In your copy, repeat the records exactly and leave out the pictures.

-*-*-

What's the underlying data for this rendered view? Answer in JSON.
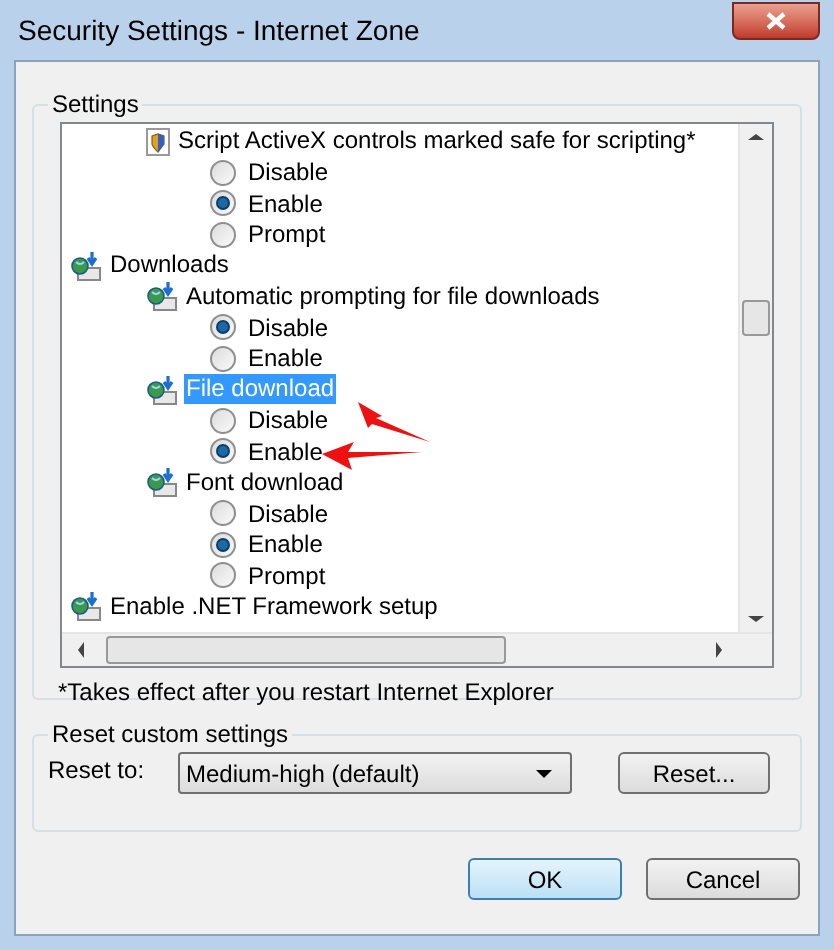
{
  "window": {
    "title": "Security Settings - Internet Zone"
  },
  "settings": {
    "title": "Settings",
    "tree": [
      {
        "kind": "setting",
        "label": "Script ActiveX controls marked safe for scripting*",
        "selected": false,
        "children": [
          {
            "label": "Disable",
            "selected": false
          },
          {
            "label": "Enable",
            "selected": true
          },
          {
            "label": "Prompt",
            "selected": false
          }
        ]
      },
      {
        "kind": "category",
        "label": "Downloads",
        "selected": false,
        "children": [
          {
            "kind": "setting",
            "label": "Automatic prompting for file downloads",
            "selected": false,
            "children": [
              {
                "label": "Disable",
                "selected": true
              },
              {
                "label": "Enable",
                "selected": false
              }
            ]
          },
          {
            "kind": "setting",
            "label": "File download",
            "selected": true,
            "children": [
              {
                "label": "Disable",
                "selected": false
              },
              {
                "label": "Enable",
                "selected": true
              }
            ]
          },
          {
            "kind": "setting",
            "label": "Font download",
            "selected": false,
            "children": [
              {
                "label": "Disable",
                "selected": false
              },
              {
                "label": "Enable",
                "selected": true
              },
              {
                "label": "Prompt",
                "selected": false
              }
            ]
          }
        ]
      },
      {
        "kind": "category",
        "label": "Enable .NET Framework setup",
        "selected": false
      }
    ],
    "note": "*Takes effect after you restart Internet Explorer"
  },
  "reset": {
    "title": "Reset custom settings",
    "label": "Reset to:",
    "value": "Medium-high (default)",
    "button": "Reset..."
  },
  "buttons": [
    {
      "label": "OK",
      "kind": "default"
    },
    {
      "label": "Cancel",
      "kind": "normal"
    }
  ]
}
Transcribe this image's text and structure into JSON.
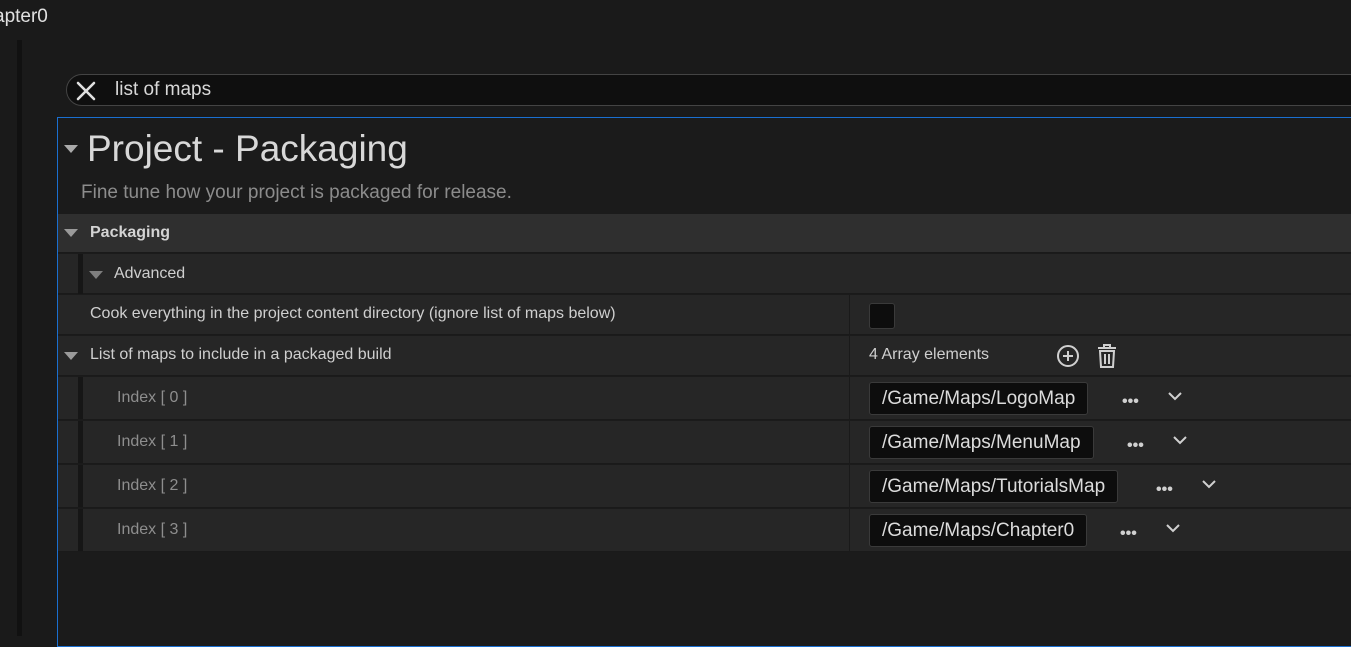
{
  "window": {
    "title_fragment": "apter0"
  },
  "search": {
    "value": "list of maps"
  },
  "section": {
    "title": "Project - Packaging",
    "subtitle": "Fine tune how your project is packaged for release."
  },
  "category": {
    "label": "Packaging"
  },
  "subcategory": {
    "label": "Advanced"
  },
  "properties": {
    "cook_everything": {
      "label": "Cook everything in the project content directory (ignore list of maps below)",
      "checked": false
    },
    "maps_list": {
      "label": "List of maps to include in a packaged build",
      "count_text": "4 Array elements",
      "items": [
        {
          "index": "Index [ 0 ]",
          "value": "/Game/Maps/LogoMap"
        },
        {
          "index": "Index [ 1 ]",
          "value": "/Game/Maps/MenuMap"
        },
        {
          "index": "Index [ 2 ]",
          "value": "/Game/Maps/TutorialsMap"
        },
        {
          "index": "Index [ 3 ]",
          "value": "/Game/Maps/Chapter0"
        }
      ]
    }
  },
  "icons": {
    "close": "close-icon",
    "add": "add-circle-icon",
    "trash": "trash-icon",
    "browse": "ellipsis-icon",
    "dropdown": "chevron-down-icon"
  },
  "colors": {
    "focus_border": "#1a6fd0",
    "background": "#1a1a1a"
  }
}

-*-*-

> _OUTPUT BELOW_:
What's the underlying data for this rendered view? Answer in JSON.
{
  "window": {
    "title": "Security Settings - Internet Zone"
  },
  "settings": {
    "title": "Settings",
    "tree": [
      {
        "kind": "setting",
        "label": "Script ActiveX controls marked safe for scripting*",
        "selected": false,
        "children": [
          {
            "label": "Disable",
            "selected": false
          },
          {
            "label": "Enable",
            "selected": true
          },
          {
            "label": "Prompt",
            "selected": false
          }
        ]
      },
      {
        "kind": "category",
        "label": "Downloads",
        "selected": false,
        "children": [
          {
            "kind": "setting",
            "label": "Automatic prompting for file downloads",
            "selected": false,
            "children": [
              {
                "label": "Disable",
                "selected": true
              },
              {
                "label": "Enable",
                "selected": false
              }
            ]
          },
          {
            "kind": "setting",
            "label": "File download",
            "selected": true,
            "children": [
              {
                "label": "Disable",
                "selected": false
              },
              {
                "label": "Enable",
                "selected": true
              }
            ]
          },
          {
            "kind": "setting",
            "label": "Font download",
            "selected": false,
            "children": [
              {
                "label": "Disable",
                "selected": false
              },
              {
                "label": "Enable",
                "selected": true
              },
              {
                "label": "Prompt",
                "selected": false
              }
            ]
          }
        ]
      },
      {
        "kind": "category",
        "label": "Enable .NET Framework setup",
        "selected": false
      }
    ],
    "note": "*Takes effect after you restart Internet Explorer"
  },
  "reset": {
    "title": "Reset custom settings",
    "label": "Reset to:",
    "value": "Medium-high (default)",
    "button": "Reset..."
  },
  "buttons": [
    {
      "label": "OK",
      "kind": "default"
    },
    {
      "label": "Cancel",
      "kind": "normal"
    }
  ]
}
Transcribe this image's text and structure into JSON.
{
  "window": {
    "title_fragment": "apter0"
  },
  "search": {
    "value": "list of maps"
  },
  "section": {
    "title": "Project - Packaging",
    "subtitle": "Fine tune how your project is packaged for release."
  },
  "category": {
    "label": "Packaging"
  },
  "subcategory": {
    "label": "Advanced"
  },
  "properties": {
    "cook_everything": {
      "label": "Cook everything in the project content directory (ignore list of maps below)",
      "checked": false
    },
    "maps_list": {
      "label": "List of maps to include in a packaged build",
      "count_text": "4 Array elements",
      "items": [
        {
          "index": "Index [ 0 ]",
          "value": "/Game/Maps/LogoMap"
        },
        {
          "index": "Index [ 1 ]",
          "value": "/Game/Maps/MenuMap"
        },
        {
          "index": "Index [ 2 ]",
          "value": "/Game/Maps/TutorialsMap"
        },
        {
          "index": "Index [ 3 ]",
          "value": "/Game/Maps/Chapter0"
        }
      ]
    }
  },
  "icons": {
    "close": "close-icon",
    "add": "add-circle-icon",
    "trash": "trash-icon",
    "browse": "ellipsis-icon",
    "dropdown": "chevron-down-icon"
  },
  "colors": {
    "focus_border": "#1a6fd0",
    "background": "#1a1a1a"
  }
}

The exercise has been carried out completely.